## [WRITTEN PROBLEM]
Filter the lines below, copying only those with the string "triangle".

## [Raw records]
|---|
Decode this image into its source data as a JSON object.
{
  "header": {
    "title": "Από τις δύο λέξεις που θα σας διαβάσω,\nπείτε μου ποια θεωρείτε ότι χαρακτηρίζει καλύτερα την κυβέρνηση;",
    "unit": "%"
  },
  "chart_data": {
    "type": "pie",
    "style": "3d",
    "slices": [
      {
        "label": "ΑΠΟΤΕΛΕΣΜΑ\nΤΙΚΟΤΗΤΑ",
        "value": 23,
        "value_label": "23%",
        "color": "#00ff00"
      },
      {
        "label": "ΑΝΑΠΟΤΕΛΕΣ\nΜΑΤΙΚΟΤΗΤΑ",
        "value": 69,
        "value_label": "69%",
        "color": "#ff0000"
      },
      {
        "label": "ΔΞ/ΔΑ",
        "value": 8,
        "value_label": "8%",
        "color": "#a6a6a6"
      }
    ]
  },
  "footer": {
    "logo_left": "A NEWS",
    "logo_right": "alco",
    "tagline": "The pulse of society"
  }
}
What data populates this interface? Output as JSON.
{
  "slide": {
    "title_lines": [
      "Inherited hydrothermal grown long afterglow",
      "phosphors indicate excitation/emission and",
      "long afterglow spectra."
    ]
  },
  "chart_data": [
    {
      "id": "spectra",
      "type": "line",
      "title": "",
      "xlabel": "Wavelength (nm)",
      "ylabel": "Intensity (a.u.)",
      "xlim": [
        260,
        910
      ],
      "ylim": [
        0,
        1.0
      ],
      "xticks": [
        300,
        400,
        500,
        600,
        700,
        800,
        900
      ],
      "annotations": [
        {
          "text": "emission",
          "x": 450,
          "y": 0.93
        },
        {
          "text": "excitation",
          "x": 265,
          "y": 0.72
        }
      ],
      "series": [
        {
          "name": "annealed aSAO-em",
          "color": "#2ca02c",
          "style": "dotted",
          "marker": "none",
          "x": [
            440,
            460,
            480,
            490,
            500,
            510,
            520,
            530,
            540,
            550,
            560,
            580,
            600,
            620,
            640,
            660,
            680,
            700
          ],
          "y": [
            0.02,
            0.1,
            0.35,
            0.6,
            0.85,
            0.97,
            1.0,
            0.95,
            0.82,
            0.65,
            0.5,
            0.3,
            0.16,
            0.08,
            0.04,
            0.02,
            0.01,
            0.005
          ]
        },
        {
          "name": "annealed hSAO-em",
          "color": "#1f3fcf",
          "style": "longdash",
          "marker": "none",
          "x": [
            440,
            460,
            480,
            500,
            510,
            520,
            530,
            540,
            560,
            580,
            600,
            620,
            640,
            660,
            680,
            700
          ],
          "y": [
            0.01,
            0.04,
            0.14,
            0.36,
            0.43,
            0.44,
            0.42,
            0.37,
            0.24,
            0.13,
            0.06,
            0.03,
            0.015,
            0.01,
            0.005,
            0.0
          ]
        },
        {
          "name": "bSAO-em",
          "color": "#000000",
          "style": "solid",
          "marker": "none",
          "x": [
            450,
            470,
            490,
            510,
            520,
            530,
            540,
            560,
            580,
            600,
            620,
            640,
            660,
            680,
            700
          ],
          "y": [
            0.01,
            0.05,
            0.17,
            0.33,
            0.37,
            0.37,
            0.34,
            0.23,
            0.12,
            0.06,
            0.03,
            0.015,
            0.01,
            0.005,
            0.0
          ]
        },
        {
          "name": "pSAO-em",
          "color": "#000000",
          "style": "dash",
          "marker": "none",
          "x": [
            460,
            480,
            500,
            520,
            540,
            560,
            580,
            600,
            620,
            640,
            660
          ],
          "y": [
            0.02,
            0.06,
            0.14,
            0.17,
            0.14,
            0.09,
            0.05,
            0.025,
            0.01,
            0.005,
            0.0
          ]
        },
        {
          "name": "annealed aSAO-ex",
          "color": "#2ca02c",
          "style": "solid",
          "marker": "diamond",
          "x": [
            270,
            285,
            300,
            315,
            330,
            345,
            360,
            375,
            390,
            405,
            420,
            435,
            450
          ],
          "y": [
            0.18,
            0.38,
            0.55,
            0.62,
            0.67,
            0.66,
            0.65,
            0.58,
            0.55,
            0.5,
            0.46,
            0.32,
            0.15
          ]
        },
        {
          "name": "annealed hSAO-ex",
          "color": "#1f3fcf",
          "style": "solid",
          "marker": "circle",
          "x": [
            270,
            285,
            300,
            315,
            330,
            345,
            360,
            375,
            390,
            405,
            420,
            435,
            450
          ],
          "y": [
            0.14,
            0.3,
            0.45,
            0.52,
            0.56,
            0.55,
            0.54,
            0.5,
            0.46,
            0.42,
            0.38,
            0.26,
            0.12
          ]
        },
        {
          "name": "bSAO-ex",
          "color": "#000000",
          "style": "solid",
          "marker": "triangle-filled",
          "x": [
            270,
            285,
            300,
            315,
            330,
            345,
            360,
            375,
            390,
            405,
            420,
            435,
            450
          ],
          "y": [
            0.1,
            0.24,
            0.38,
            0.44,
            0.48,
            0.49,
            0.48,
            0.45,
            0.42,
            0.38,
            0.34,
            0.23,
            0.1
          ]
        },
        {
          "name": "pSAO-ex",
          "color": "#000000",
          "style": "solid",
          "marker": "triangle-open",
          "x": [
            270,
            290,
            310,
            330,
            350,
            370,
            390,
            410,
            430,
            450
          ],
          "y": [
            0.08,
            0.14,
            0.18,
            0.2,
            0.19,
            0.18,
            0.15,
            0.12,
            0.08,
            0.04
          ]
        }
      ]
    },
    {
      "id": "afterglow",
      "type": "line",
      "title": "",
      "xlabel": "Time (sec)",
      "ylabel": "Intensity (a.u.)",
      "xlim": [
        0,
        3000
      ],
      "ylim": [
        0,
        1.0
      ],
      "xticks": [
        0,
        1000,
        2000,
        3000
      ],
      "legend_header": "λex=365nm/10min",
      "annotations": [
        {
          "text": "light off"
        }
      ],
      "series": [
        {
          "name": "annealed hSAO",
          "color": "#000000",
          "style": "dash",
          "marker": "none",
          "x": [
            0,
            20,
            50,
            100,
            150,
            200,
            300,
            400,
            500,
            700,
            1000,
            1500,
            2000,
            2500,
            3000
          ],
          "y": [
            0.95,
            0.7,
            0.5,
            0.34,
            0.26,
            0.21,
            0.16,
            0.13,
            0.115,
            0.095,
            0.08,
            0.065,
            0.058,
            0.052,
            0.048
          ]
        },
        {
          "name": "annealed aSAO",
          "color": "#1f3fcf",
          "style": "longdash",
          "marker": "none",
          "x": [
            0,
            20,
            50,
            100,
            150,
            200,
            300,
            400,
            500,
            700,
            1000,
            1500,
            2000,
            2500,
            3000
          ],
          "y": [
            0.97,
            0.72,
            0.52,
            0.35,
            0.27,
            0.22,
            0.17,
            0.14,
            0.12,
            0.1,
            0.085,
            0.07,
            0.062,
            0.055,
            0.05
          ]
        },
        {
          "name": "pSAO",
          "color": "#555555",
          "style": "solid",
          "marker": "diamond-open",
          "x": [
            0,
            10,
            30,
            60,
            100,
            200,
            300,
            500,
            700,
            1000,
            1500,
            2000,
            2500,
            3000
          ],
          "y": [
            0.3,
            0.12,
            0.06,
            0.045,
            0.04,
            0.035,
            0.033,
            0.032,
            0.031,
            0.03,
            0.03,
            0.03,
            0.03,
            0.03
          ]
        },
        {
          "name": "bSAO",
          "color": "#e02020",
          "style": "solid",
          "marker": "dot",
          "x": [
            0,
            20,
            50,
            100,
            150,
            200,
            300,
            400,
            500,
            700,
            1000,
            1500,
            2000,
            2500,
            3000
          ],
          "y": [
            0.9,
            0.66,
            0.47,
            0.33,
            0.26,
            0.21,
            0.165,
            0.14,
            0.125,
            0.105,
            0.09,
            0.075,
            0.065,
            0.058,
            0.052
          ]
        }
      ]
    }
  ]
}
|---|
## [RESULT FOR THIS TASK]
          "marker": "triangle-filled",
          "marker": "triangle-open",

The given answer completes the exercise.